* [Exercise prompt]: The records below must be transcribed exactly. Do not include the pictures.
═════ Records for this exercise ═════
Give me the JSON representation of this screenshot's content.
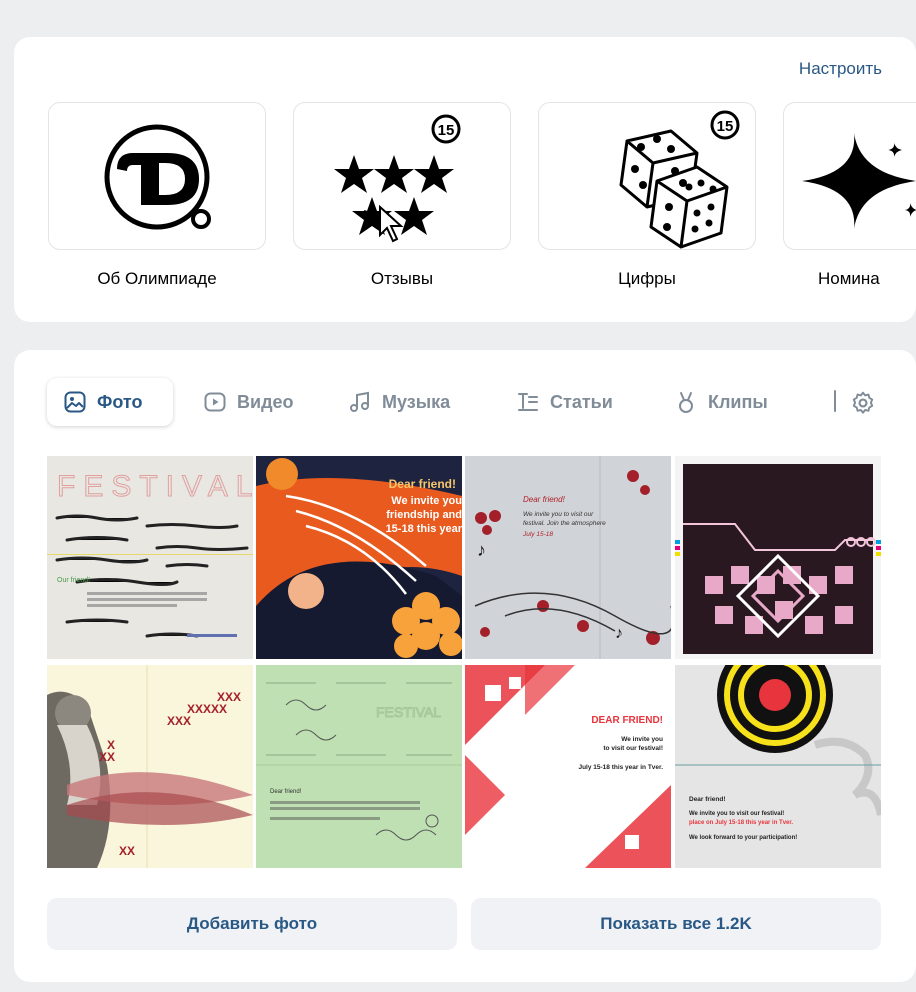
{
  "sections": {
    "settings_label": "Настроить",
    "items": [
      {
        "label": "Об Олимпиаде",
        "icon": "olympiad-logo-icon"
      },
      {
        "label": "Отзывы",
        "icon": "stars-icon"
      },
      {
        "label": "Цифры",
        "icon": "dice-icon"
      },
      {
        "label": "Номина",
        "icon": "sparkle-icon"
      }
    ]
  },
  "media": {
    "tabs": [
      {
        "label": "Фото",
        "icon": "photo-icon",
        "active": true
      },
      {
        "label": "Видео",
        "icon": "video-icon",
        "active": false
      },
      {
        "label": "Музыка",
        "icon": "music-icon",
        "active": false
      },
      {
        "label": "Статьи",
        "icon": "articles-icon",
        "active": false
      },
      {
        "label": "Клипы",
        "icon": "clips-icon",
        "active": false
      }
    ],
    "photos": [
      {
        "heading": "FESTIVAL",
        "line1": "Our friend!"
      },
      {
        "heading": "Dear friend!",
        "line1": "We invite you",
        "line2": "friendship and",
        "line3": "15-18 this year"
      },
      {
        "heading": "Dear friend!",
        "line1": "We invite you to visit our",
        "line2": "festival. Join the atmosphere",
        "line3": "July 15-18"
      },
      {
        "heading": ""
      },
      {
        "heading": ""
      },
      {
        "heading": "Dear friend!"
      },
      {
        "heading": "DEAR FRIEND!",
        "line1": "We invite you",
        "line2": "to visit our festival!",
        "line3": "July 15-18 this year in Tver."
      },
      {
        "heading": "Dear friend!",
        "line1": "We invite you to visit our festival!",
        "line2": "place on July 15-18 this year in Tver.",
        "line3": "We look forward to your participation!"
      }
    ],
    "add_photo_label": "Добавить фото",
    "show_all_label": "Показать все 1.2K"
  },
  "colors": {
    "link": "#2a5885",
    "tab_inactive": "#818c99",
    "background": "#edeef0",
    "button_bg": "#f0f2f5"
  }
}
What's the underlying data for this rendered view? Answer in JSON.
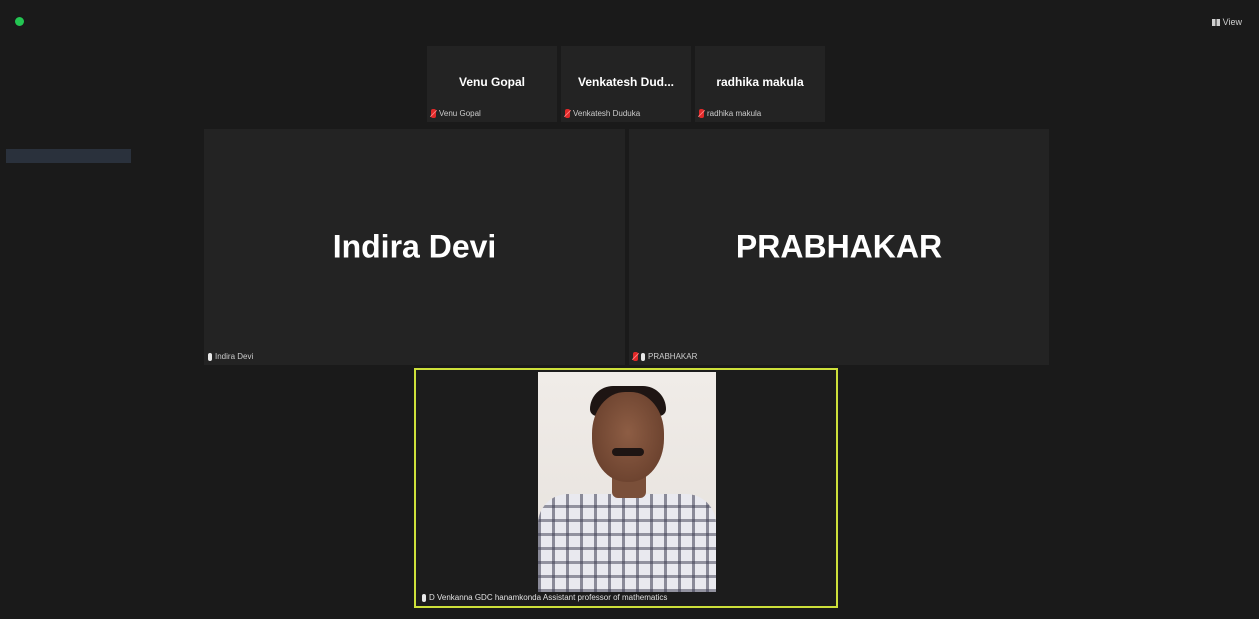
{
  "window": {
    "view_label": "View"
  },
  "participants_top": [
    {
      "display": "Venu Gopal",
      "label": "Venu Gopal",
      "muted": true
    },
    {
      "display": "Venkatesh Dud...",
      "label": "Venkatesh Duduka",
      "muted": true
    },
    {
      "display": "radhika makula",
      "label": "radhika makula",
      "muted": true
    }
  ],
  "participants_main": [
    {
      "display": "Indira Devi",
      "label": "Indira Devi",
      "muted": false
    },
    {
      "display": "PRABHAKAR",
      "label": "PRABHAKAR",
      "muted": true
    }
  ],
  "active_speaker": {
    "label": "D Venkanna GDC hanamkonda Assistant professor of mathematics",
    "muted": false
  },
  "colors": {
    "background": "#1a1a1a",
    "tile": "#232323",
    "active_border": "#cde03a",
    "muted": "#e02828"
  }
}
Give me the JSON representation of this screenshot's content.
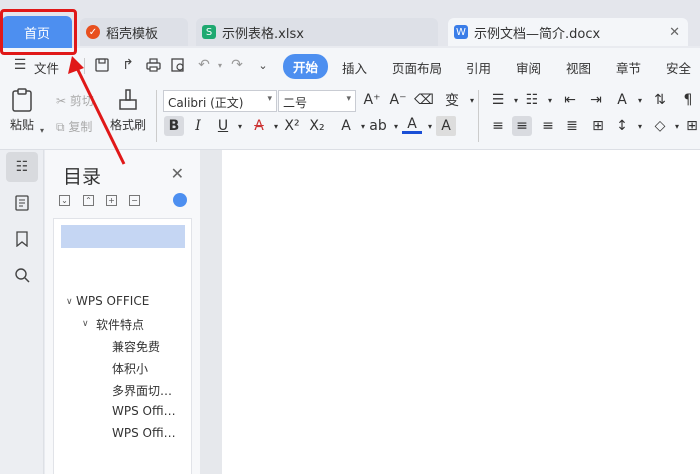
{
  "tabs": {
    "home": "首页",
    "template": "稻壳模板",
    "spreadsheet": "示例表格.xlsx",
    "document": "示例文档—简介.docx"
  },
  "menu": {
    "file": "文件",
    "start": "开始",
    "insert": "插入",
    "layout": "页面布局",
    "reference": "引用",
    "review": "审阅",
    "view": "视图",
    "chapter": "章节",
    "security": "安全"
  },
  "ribbon": {
    "paste": "粘贴",
    "cut": "剪切",
    "copy": "复制",
    "format_painter": "格式刷",
    "font_name": "Calibri (正文)",
    "font_size": "二号"
  },
  "toc": {
    "title": "目录",
    "items": [
      {
        "label": "WPS OFFICE",
        "level": 1
      },
      {
        "label": "软件特点",
        "level": 2
      },
      {
        "label": "兼容免费",
        "level": 3
      },
      {
        "label": "体积小",
        "level": 3
      },
      {
        "label": "多界面切…",
        "level": 3
      },
      {
        "label": "WPS Offi…",
        "level": 3
      },
      {
        "label": "WPS Offi…",
        "level": 3
      }
    ]
  },
  "colors": {
    "accent": "#4d8ff0",
    "annotation_red": "#e01818"
  }
}
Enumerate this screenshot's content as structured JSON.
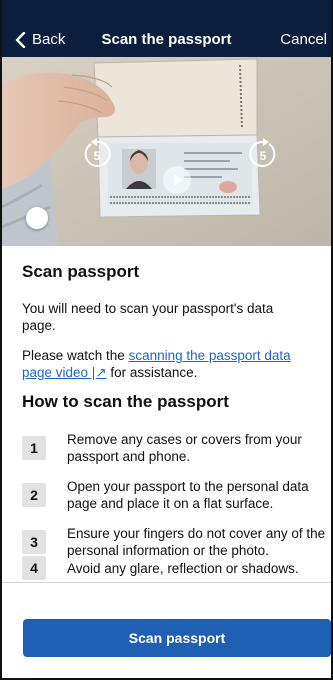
{
  "navbar": {
    "back_label": "Back",
    "title": "Scan the passport",
    "cancel_label": "Cancel"
  },
  "video": {
    "rewind_seconds": "5",
    "forward_seconds": "5",
    "play_icon": "play-icon",
    "progress": 0.0
  },
  "content": {
    "heading": "Scan passport",
    "intro": "You will need to scan your passport's data page.",
    "watch_prefix": "Please watch the ",
    "watch_link": "scanning the passport data page video |↗",
    "watch_suffix": " for assistance.",
    "how_heading": "How to scan the passport",
    "steps": [
      {
        "number": "1",
        "text": "Remove any cases or covers from your passport and phone."
      },
      {
        "number": "2",
        "text": "Open your passport to the personal data page and place it on a flat surface."
      },
      {
        "number": "3",
        "text": "Ensure your fingers do not cover any of the personal information or the photo."
      },
      {
        "number": "4",
        "text": "Avoid any glare, reflection or shadows."
      }
    ]
  },
  "footer": {
    "scan_button_label": "Scan passport"
  },
  "colors": {
    "navbar": "#0b1e3d",
    "link": "#1d66c4",
    "primary_button": "#1f5fb4",
    "step_badge": "#e2e2e2"
  }
}
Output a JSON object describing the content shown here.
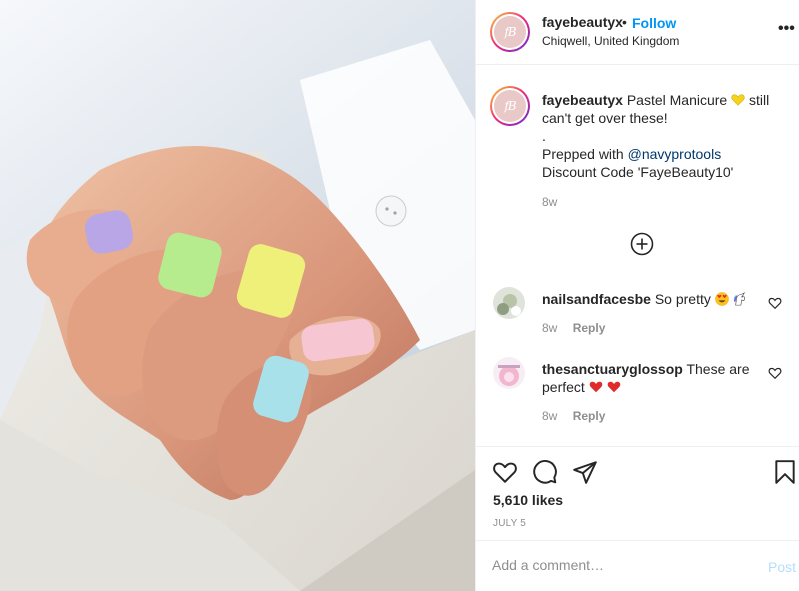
{
  "post": {
    "image_alt": "Hand with pastel manicure nails resting on white shirt sleeve"
  },
  "header": {
    "avatar_initials": "fB",
    "username": "fayebeautyx",
    "separator": "•",
    "follow_label": "Follow",
    "location": "Chiqwell, United Kingdom",
    "more_icon": "more-horizontal-icon",
    "more_label": "•••"
  },
  "caption": {
    "avatar_initials": "fB",
    "username": "fayebeautyx",
    "text_part1": "Pastel Manicure",
    "emoji": "yellow-heart-icon",
    "text_part2": "still can't get over these!",
    "line_dot": ".",
    "prepped_text": "Prepped with",
    "mention": "@navyprotools",
    "discount": "Discount Code 'FayeBeauty10'",
    "time": "8w"
  },
  "load_more_icon": "plus-circle-icon",
  "comments": [
    {
      "username": "nailsandfacesbe",
      "text": "So pretty",
      "emojis": [
        "heart-eyes-icon",
        "unicorn-icon"
      ],
      "time": "8w",
      "reply_label": "Reply"
    },
    {
      "username": "thesanctuaryglossop",
      "text_part1": "These are",
      "text_part2": "perfect",
      "emojis": [
        "red-heart-icon",
        "red-heart-icon"
      ],
      "time": "8w",
      "reply_label": "Reply"
    }
  ],
  "actions": {
    "like_icon": "heart-icon",
    "comment_icon": "comment-icon",
    "share_icon": "paper-plane-icon",
    "save_icon": "bookmark-icon",
    "likes_text": "5,610 likes",
    "date": "JULY 5"
  },
  "comment_box": {
    "placeholder": "Add a comment…",
    "post_label": "Post"
  },
  "colors": {
    "link_blue": "#0095f6",
    "mention": "#00376b",
    "muted": "#8e8e8e",
    "post_disabled": "#b2dffc",
    "nail_lilac": "#b9a6e6",
    "nail_green": "#b7ec8e",
    "nail_yellow": "#eef07a",
    "nail_pink": "#f7c6d3",
    "nail_blue": "#a9e1ea"
  }
}
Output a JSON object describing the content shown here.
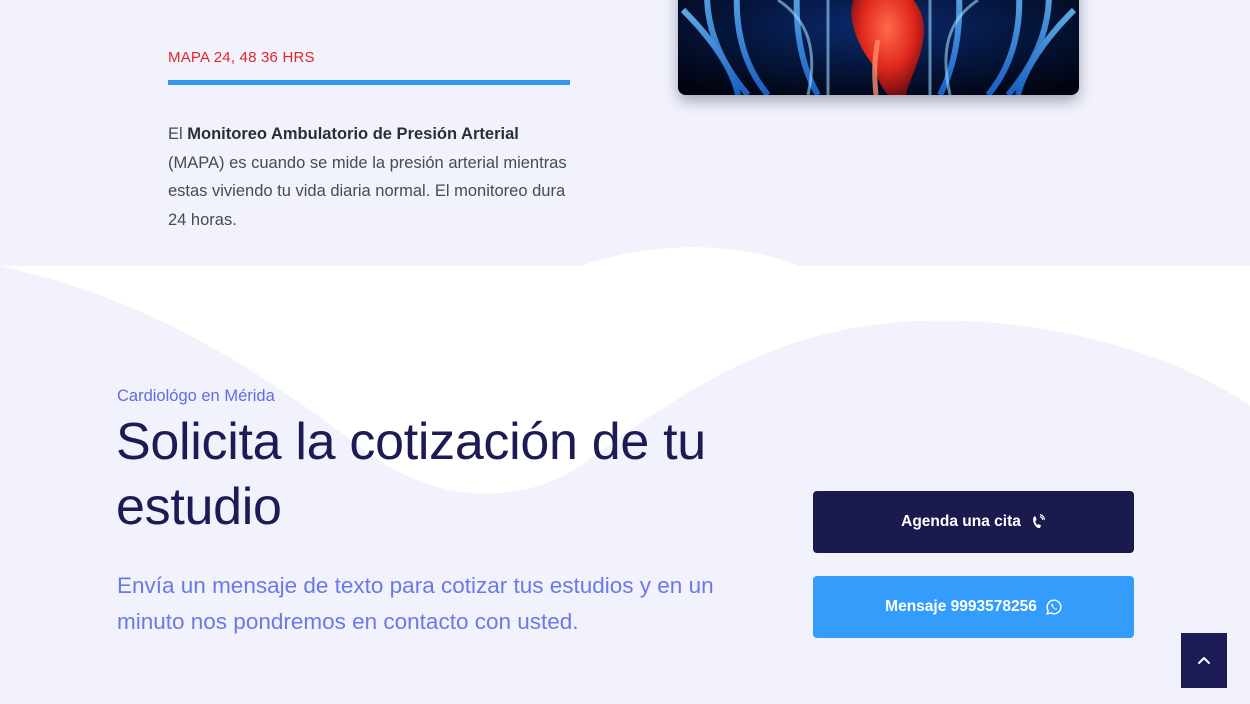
═════
* [Exercise result]:
Give me the JSON representation of this screenshot's content.
{
  "sections": {
    "settings_label": "Настроить",
    "items": [
      {
        "label": "Об Олимпиаде",
        "icon": "olympiad-logo-icon"
      },
      {
        "label": "Отзывы",
        "icon": "stars-icon"
      },
      {
        "label": "Цифры",
        "icon": "dice-icon"
      },
      {
        "label": "Номина",
        "icon": "sparkle-icon"
      }
    ]
  },
  "media": {
    "tabs": [
      {
        "label": "Фото",
        "icon": "photo-icon",
        "active": true
      },
      {
        "label": "Видео",
        "icon": "video-icon",
        "active": false
      },
      {
        "label": "Музыка",
        "icon": "music-icon",
        "active": false
      },
      {
        "label": "Статьи",
        "icon": "articles-icon",
        "active": false
      },
      {
        "label": "Клипы",
        "icon": "clips-icon",
        "active": false
      }
    ],
    "photos": [
      {
        "heading": "FESTIVAL",
        "line1": "Our friend!"
      },
      {
        "heading": "Dear friend!",
        "line1": "We invite you",
        "line2": "friendship and",
        "line3": "15-18 this year"
      },
      {
        "heading": "Dear friend!",
        "line1": "We invite you to visit our",
        "line2": "festival. Join the atmosphere",
        "line3": "July 15-18"
      },
      {
        "heading": ""
      },
      {
        "heading": ""
      },
      {
        "heading": "Dear friend!"
      },
      {
        "heading": "DEAR FRIEND!",
        "line1": "We invite you",
        "line2": "to visit our festival!",
        "line3": "July 15-18 this year in Tver."
      },
      {
        "heading": "Dear friend!",
        "line1": "We invite you to visit our festival!",
        "line2": "place on July 15-18 this year in Tver.",
        "line3": "We look forward to your participation!"
      }
    ],
    "add_photo_label": "Добавить фото",
    "show_all_label": "Показать все 1.2K"
  },
  "colors": {
    "link": "#2a5885",
    "tab_inactive": "#818c99",
    "background": "#edeef0",
    "button_bg": "#f0f2f5"
  }
}
What's the underlying data for this rendered view? Answer in JSON.
{
  "window": {
    "view_label": "View"
  },
  "participants_top": [
    {
      "display": "Venu Gopal",
      "label": "Venu Gopal",
      "muted": true
    },
    {
      "display": "Venkatesh Dud...",
      "label": "Venkatesh Duduka",
      "muted": true
    },
    {
      "display": "radhika makula",
      "label": "radhika makula",
      "muted": true
    }
  ],
  "participants_main": [
    {
      "display": "Indira Devi",
      "label": "Indira Devi",
      "muted": false
    },
    {
      "display": "PRABHAKAR",
      "label": "PRABHAKAR",
      "muted": true
    }
  ],
  "active_speaker": {
    "label": "D Venkanna GDC hanamkonda Assistant professor of mathematics",
    "muted": false
  },
  "colors": {
    "background": "#1a1a1a",
    "tile": "#232323",
    "active_border": "#cde03a",
    "muted": "#e02828"
  }
}
Give me the JSON representation of this screenshot's content.
{
  "tabs": {
    "home": "首页",
    "template": "稻壳模板",
    "spreadsheet": "示例表格.xlsx",
    "document": "示例文档—简介.docx"
  },
  "menu": {
    "file": "文件",
    "start": "开始",
    "insert": "插入",
    "layout": "页面布局",
    "reference": "引用",
    "review": "审阅",
    "view": "视图",
    "chapter": "章节",
    "security": "安全"
  },
  "ribbon": {
    "paste": "粘贴",
    "cut": "剪切",
    "copy": "复制",
    "format_painter": "格式刷",
    "font_name": "Calibri (正文)",
    "font_size": "二号"
  },
  "toc": {
    "title": "目录",
    "items": [
      {
        "label": "WPS OFFICE",
        "level": 1
      },
      {
        "label": "软件特点",
        "level": 2
      },
      {
        "label": "兼容免费",
        "level": 3
      },
      {
        "label": "体积小",
        "level": 3
      },
      {
        "label": "多界面切…",
        "level": 3
      },
      {
        "label": "WPS Offi…",
        "level": 3
      },
      {
        "label": "WPS Offi…",
        "level": 3
      }
    ]
  },
  "colors": {
    "accent": "#4d8ff0",
    "annotation_red": "#e01818"
  }
}
Enumerate this screenshot's content as structured JSON.
{
  "navbar": {
    "back_label": "Back",
    "title": "Scan the passport",
    "cancel_label": "Cancel"
  },
  "video": {
    "rewind_seconds": "5",
    "forward_seconds": "5",
    "play_icon": "play-icon",
    "progress": 0.0
  },
  "content": {
    "heading": "Scan passport",
    "intro": "You will need to scan your passport's data page.",
    "watch_prefix": "Please watch the ",
    "watch_link": "scanning the passport data page video |↗",
    "watch_suffix": " for assistance.",
    "how_heading": "How to scan the passport",
    "steps": [
      {
        "number": "1",
        "text": "Remove any cases or covers from your passport and phone."
      },
      {
        "number": "2",
        "text": "Open your passport to the personal data page and place it on a flat surface."
      },
      {
        "number": "3",
        "text": "Ensure your fingers do not cover any of the personal information or the photo."
      },
      {
        "number": "4",
        "text": "Avoid any glare, reflection or shadows."
      }
    ]
  },
  "footer": {
    "scan_button_label": "Scan passport"
  },
  "colors": {
    "navbar": "#0b1e3d",
    "link": "#1d66c4",
    "primary_button": "#1f5fb4",
    "step_badge": "#e2e2e2"
  }
}
Output a JSON object describing the content shown here.
{
  "post": {
    "image_alt": "Hand with pastel manicure nails resting on white shirt sleeve"
  },
  "header": {
    "avatar_initials": "fB",
    "username": "fayebeautyx",
    "separator": "•",
    "follow_label": "Follow",
    "location": "Chiqwell, United Kingdom",
    "more_icon": "more-horizontal-icon",
    "more_label": "•••"
  },
  "caption": {
    "avatar_initials": "fB",
    "username": "fayebeautyx",
    "text_part1": "Pastel Manicure",
    "emoji": "yellow-heart-icon",
    "text_part2": "still can't get over these!",
    "line_dot": ".",
    "prepped_text": "Prepped with",
    "mention": "@navyprotools",
    "discount": "Discount Code 'FayeBeauty10'",
    "time": "8w"
  },
  "load_more_icon": "plus-circle-icon",
  "comments": [
    {
      "username": "nailsandfacesbe",
      "text": "So pretty",
      "emojis": [
        "heart-eyes-icon",
        "unicorn-icon"
      ],
      "time": "8w",
      "reply_label": "Reply"
    },
    {
      "username": "thesanctuaryglossop",
      "text_part1": "These are",
      "text_part2": "perfect",
      "emojis": [
        "red-heart-icon",
        "red-heart-icon"
      ],
      "time": "8w",
      "reply_label": "Reply"
    }
  ],
  "actions": {
    "like_icon": "heart-icon",
    "comment_icon": "comment-icon",
    "share_icon": "paper-plane-icon",
    "save_icon": "bookmark-icon",
    "likes_text": "5,610 likes",
    "date": "JULY 5"
  },
  "comment_box": {
    "placeholder": "Add a comment…",
    "post_label": "Post"
  },
  "colors": {
    "link_blue": "#0095f6",
    "mention": "#00376b",
    "muted": "#8e8e8e",
    "post_disabled": "#b2dffc",
    "nail_lilac": "#b9a6e6",
    "nail_green": "#b7ec8e",
    "nail_yellow": "#eef07a",
    "nail_pink": "#f7c6d3",
    "nail_blue": "#a9e1ea"
  }
}
Output a JSON object describing the content shown here.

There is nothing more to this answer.